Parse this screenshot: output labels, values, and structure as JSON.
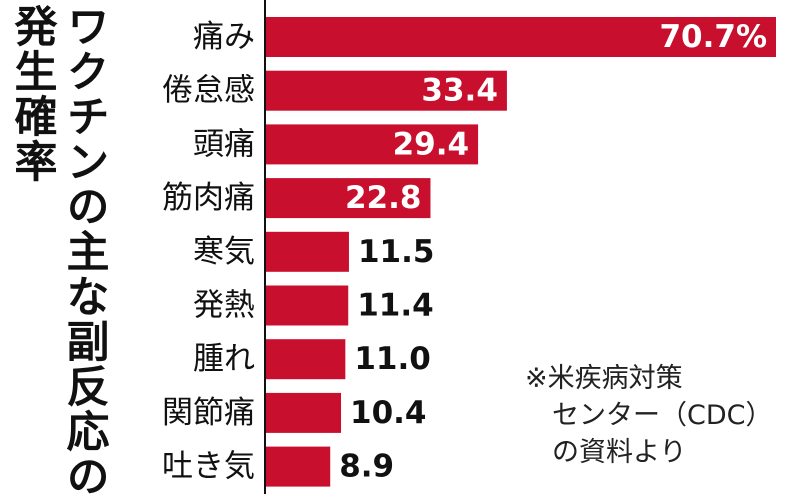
{
  "title": {
    "main": "ワクチンの主な副反応の",
    "sub": "発生確率"
  },
  "note": {
    "line1": "※米疾病対策",
    "line2": "センター（CDC）",
    "line3": "の資料より"
  },
  "colors": {
    "bar": "#c8102e",
    "label_inside": "#ffffff",
    "label_outside": "#111111"
  },
  "chart_data": {
    "type": "bar",
    "orientation": "horizontal",
    "categories": [
      "痛み",
      "倦怠感",
      "頭痛",
      "筋肉痛",
      "寒気",
      "発熱",
      "腫れ",
      "関節痛",
      "吐き気"
    ],
    "values": [
      70.7,
      33.4,
      29.4,
      22.8,
      11.5,
      11.4,
      11.0,
      10.4,
      8.9
    ],
    "value_labels": [
      "70.7%",
      "33.4",
      "29.4",
      "22.8",
      "11.5",
      "11.4",
      "11.0",
      "10.4",
      "8.9"
    ],
    "unit": "%",
    "xlim": [
      0,
      70.7
    ],
    "grid": false,
    "legend": "none"
  }
}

**Description of the task**:
Return the listing above word for word, with the pictures removed.

**Solution to the problem**:
Parse this screenshot: output labels, values, and structure as JSON.
{
  "title": {
    "main": "ワクチンの主な副反応の",
    "sub": "発生確率"
  },
  "note": {
    "line1": "※米疾病対策",
    "line2": "センター（CDC）",
    "line3": "の資料より"
  },
  "colors": {
    "bar": "#c8102e",
    "label_inside": "#ffffff",
    "label_outside": "#111111"
  },
  "chart_data": {
    "type": "bar",
    "orientation": "horizontal",
    "categories": [
      "痛み",
      "倦怠感",
      "頭痛",
      "筋肉痛",
      "寒気",
      "発熱",
      "腫れ",
      "関節痛",
      "吐き気"
    ],
    "values": [
      70.7,
      33.4,
      29.4,
      22.8,
      11.5,
      11.4,
      11.0,
      10.4,
      8.9
    ],
    "value_labels": [
      "70.7%",
      "33.4",
      "29.4",
      "22.8",
      "11.5",
      "11.4",
      "11.0",
      "10.4",
      "8.9"
    ],
    "unit": "%",
    "xlim": [
      0,
      70.7
    ],
    "grid": false,
    "legend": "none"
  }
}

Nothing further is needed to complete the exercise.